Page excerpt »
● ● ● ● ●

Function range_reduce_sqrt

fn range_reduce_sqrt<T>(y: T) -> (T, u32)
where
    T: FixedPointNumber + Copy + PartialOrd,
    T::Inner: From<u8> + Shr<u32, Output = T::Inner> + TryInto<i128> + Copy,

Reduces a fixed-point value y toward 1 by repeatedly taking its square root, returning the reduced value and the number of reductions applied.

Purpose

Series expansions for ln(y) converge fastest when y is close to 1. This function brings y into the band [0.5, 1.5] where ln_near_one is both accurate and efficient.

Algorithm

Each iteration replaces y with sqrt(y), halving the distance to 1 in logarithmic space. After k reductions:

y_original = y_reduced ^ (2^k)
ln(y_original) = 2^k * ln(y_reduced)

The caller uses k to undo the reduction after computing ln(y_reduced).

Stopping Conditions

Iteration stops when any of the following occur:

• |y - 1| <= 0.5 - y is in [0.5, 1.5], close enough for ln_near_one
• ny == y - Newton-Raphson stagnated, no further reduction is possible
• ny == 0 - degenerate input at fixed-point boundaries; result will be approximate
• MAX_ITERATIONS reached - hard cap to guarantee termination

Arguments

• y - A positive fixed-point value to reduce. Behaviour for y <= 0 is undefined - caller is responsible for domain validation.

Returns

A tuple (y_reduced, k) where:

• y_reduced is in [0.5, 1.5] (or as close as the stopping conditions allow)
• k is the number of square root reductions applied

● ● ● ● ●

Data section »
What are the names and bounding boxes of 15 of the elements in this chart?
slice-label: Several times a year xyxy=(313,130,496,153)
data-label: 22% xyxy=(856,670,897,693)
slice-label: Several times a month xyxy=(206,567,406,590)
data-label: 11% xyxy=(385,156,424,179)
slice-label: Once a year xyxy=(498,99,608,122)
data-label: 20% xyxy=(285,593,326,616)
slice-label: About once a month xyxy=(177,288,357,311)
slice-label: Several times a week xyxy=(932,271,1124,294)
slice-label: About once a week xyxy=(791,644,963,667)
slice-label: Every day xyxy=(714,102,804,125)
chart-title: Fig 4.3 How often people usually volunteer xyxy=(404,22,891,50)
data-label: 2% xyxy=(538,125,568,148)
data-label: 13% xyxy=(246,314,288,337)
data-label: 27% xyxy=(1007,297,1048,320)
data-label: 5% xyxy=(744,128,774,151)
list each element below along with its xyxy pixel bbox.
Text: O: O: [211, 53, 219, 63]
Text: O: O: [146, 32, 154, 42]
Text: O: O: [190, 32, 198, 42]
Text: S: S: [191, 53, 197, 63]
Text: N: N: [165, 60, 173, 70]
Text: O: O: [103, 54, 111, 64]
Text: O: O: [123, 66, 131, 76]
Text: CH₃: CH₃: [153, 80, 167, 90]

● ● ● ● ●

Work to complete »
(a) Answer these questions from the range_reduce_sqrt page:
(i) Into what band does the function bring y?
(ii) What does the caller use k for?
(iii) Who is responsible for domain validation when y <= 0?
(b) Translate this sentence from the range_reduce_sqrt page into Spanish: "Series expansions for ln(y) converge fastest when y is close to 1."
(c) Rewrite everything from "Iteration stops when" down to "for domain validation." in the range_reduce_sqrt page, putting "stalled" in place of "stagnated".

Exercise responses »
(a)
(i) The band [0.5, 1.5].
(ii) To undo the reduction after computing ln(y_reduced).
(iii) The caller.

(b) Las expansiones en serie de ln(y) convergen más rápido cuando y está cerca de 1.

(c)
Iteration stops when any of the following occur:

• |y - 1| <= 0.5 - y is in [0.5, 1.5], close enough for ln_near_one
• ny == y - Newton-Raphson stalled, no further reduction is possible
• ny == 0 - degenerate input at fixed-point boundaries; result will be approximate
• MAX_ITERATIONS reached - hard cap to guarantee termination

Arguments

• y - A positive fixed-point value to reduce. Behaviour for y <= 0 is undefined - caller is responsible for domain validation.